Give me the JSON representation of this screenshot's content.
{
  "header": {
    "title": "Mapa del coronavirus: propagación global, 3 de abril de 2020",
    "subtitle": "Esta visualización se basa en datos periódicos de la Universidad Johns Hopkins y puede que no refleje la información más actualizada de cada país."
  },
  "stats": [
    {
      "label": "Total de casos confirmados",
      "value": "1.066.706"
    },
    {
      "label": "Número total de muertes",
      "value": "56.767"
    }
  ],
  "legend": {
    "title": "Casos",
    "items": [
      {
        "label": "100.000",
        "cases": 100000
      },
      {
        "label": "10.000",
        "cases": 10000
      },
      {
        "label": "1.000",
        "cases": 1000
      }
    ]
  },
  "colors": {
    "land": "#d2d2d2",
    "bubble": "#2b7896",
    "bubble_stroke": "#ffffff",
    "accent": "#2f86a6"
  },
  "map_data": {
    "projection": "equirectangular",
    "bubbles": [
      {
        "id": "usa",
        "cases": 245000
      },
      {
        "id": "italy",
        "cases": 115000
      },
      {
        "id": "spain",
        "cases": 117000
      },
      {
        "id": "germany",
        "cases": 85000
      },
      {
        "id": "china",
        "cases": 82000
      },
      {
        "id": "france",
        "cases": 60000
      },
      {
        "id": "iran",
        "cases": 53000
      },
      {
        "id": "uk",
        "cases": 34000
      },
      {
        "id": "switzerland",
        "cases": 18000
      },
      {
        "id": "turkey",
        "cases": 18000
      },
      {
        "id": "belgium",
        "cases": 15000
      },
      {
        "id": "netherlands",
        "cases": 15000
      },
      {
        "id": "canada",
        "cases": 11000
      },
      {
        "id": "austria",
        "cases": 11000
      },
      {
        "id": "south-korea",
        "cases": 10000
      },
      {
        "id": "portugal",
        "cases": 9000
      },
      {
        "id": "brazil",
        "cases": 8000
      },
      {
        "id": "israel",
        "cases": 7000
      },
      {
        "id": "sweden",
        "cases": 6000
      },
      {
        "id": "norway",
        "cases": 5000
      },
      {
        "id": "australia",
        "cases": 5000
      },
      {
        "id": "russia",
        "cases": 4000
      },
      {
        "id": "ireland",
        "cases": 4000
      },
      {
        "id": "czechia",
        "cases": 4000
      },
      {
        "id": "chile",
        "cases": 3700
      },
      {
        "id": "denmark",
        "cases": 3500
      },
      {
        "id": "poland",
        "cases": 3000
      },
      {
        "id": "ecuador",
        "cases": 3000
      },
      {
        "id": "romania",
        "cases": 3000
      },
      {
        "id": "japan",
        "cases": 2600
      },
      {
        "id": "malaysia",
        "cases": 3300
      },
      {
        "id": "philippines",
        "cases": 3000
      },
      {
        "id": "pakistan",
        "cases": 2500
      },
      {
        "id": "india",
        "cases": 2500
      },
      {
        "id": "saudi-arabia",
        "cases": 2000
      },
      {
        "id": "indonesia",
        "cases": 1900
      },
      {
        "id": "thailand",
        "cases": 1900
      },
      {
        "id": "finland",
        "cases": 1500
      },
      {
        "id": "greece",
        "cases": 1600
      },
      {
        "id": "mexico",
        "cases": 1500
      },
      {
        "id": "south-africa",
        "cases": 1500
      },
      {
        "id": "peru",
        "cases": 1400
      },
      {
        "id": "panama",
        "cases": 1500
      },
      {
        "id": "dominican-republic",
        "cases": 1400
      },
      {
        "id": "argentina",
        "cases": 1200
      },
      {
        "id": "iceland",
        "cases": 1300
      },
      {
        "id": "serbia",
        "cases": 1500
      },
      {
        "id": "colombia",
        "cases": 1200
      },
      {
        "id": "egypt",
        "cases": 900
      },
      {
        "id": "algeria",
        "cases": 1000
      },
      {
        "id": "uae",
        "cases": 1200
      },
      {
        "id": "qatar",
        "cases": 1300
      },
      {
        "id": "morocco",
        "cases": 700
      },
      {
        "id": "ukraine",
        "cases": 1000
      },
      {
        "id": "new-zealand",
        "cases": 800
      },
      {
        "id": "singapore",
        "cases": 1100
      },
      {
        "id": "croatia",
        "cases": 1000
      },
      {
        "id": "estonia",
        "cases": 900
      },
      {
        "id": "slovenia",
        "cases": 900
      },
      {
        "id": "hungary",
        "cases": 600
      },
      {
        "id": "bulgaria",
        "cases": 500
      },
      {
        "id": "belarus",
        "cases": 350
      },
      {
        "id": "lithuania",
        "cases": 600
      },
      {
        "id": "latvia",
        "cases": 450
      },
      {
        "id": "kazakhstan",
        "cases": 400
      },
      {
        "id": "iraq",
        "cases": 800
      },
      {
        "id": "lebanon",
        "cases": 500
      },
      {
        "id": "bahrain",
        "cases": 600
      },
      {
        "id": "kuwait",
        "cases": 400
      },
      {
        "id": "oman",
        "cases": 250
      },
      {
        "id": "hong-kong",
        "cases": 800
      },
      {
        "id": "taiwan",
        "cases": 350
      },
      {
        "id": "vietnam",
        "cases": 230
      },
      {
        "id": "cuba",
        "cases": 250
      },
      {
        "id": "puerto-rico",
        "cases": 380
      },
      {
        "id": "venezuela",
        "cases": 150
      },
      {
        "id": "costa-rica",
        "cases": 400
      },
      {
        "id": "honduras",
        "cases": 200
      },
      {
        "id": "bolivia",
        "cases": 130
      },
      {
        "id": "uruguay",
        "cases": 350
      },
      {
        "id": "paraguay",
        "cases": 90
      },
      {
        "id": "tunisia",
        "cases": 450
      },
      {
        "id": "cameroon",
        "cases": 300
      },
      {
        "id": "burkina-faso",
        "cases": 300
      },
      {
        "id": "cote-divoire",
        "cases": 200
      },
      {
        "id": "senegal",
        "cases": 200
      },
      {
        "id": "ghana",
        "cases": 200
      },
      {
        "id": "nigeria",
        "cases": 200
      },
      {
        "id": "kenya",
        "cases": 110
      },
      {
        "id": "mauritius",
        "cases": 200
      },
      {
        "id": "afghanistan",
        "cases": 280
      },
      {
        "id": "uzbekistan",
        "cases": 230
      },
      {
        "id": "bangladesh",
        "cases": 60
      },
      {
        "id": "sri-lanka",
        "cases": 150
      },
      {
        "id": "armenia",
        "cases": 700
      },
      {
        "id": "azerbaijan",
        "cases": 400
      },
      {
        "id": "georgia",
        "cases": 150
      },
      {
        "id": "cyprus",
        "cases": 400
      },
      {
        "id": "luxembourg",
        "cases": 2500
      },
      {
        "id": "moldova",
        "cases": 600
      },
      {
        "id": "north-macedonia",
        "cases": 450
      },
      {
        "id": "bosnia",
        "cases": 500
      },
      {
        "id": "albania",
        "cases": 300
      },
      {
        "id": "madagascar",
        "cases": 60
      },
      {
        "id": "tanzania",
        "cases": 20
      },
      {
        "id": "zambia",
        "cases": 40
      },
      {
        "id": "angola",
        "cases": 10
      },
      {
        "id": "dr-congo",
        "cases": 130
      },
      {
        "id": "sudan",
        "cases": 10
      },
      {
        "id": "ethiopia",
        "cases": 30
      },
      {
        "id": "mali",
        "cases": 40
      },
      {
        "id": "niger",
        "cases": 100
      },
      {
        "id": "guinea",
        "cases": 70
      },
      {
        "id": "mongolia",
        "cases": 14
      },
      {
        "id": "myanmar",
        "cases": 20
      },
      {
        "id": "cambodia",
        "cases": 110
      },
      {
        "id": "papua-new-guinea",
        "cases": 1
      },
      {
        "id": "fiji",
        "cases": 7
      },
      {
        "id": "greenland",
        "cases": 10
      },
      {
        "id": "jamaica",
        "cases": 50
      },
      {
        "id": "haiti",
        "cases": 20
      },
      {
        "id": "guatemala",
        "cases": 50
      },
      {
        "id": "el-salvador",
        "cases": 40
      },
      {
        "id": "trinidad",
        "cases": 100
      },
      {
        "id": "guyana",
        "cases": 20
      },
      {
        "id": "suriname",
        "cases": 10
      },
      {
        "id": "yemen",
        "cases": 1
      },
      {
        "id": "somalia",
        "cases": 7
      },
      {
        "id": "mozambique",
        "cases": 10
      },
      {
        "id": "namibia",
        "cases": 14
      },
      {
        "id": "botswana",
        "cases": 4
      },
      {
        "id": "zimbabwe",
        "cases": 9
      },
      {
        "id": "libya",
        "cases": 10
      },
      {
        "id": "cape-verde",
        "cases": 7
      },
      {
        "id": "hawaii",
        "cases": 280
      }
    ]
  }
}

▶ **TASK TO COMPLETE**
The string "label" appears on some lines of the data; count those lines and report only how many there are.

▶ **ANSWER BOX**
5